**What to produce**
Wherever "Temperature" appears in a line, copy that line.

**Provided material**
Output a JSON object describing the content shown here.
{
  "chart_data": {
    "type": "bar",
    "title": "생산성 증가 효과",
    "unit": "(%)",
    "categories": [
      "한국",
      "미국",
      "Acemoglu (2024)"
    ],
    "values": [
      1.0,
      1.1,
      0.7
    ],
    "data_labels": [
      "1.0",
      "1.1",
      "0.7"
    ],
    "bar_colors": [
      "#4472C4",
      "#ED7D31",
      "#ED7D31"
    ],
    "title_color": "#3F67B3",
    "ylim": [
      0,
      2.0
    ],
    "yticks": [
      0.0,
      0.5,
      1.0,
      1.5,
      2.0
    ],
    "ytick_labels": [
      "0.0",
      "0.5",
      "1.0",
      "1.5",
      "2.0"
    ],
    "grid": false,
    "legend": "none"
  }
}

---

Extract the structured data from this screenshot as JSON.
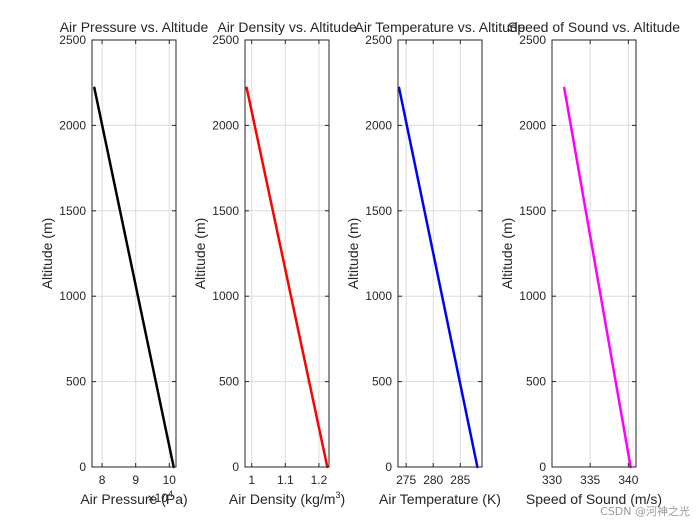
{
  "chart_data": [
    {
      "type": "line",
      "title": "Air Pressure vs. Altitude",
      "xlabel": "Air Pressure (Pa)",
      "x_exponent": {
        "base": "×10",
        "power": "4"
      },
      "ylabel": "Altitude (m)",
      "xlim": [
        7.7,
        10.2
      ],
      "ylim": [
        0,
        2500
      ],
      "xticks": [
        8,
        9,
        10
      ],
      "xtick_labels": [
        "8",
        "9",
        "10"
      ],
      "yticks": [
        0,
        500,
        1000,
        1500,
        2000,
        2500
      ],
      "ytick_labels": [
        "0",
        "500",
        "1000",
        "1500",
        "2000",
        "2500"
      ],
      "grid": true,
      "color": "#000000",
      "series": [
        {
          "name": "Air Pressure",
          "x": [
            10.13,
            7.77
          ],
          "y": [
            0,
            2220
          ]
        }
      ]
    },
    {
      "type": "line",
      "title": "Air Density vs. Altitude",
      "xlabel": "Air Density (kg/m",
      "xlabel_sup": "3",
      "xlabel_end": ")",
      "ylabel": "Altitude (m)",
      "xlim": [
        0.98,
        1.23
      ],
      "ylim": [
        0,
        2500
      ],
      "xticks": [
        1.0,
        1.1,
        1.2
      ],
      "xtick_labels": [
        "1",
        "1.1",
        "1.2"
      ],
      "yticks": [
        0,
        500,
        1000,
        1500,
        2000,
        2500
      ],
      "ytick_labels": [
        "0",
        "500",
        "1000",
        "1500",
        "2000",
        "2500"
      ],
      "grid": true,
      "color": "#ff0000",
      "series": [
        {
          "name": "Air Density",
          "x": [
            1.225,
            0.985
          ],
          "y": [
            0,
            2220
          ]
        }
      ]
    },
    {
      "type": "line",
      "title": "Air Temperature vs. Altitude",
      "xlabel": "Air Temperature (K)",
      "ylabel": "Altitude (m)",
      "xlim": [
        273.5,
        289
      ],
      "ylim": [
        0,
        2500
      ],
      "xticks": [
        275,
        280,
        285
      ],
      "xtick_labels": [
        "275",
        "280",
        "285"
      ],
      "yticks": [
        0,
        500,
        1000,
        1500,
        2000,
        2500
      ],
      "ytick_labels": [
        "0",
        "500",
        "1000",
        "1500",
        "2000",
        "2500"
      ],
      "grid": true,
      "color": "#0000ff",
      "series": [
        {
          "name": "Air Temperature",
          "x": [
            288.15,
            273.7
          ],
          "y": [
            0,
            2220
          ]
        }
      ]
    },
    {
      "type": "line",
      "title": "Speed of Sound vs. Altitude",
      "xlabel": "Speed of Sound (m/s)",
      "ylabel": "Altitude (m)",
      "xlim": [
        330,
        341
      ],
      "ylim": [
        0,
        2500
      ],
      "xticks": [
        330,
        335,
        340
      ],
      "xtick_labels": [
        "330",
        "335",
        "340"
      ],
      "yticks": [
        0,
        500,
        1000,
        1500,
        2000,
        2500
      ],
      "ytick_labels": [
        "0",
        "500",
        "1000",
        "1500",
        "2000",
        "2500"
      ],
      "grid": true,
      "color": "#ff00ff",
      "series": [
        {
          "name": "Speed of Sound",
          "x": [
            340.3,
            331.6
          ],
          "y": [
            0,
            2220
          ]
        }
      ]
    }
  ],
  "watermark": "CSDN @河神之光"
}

**Expected answer**
      "title": "Air Temperature vs. Altitude",
      "xlabel": "Air Temperature (K)",
          "name": "Air Temperature",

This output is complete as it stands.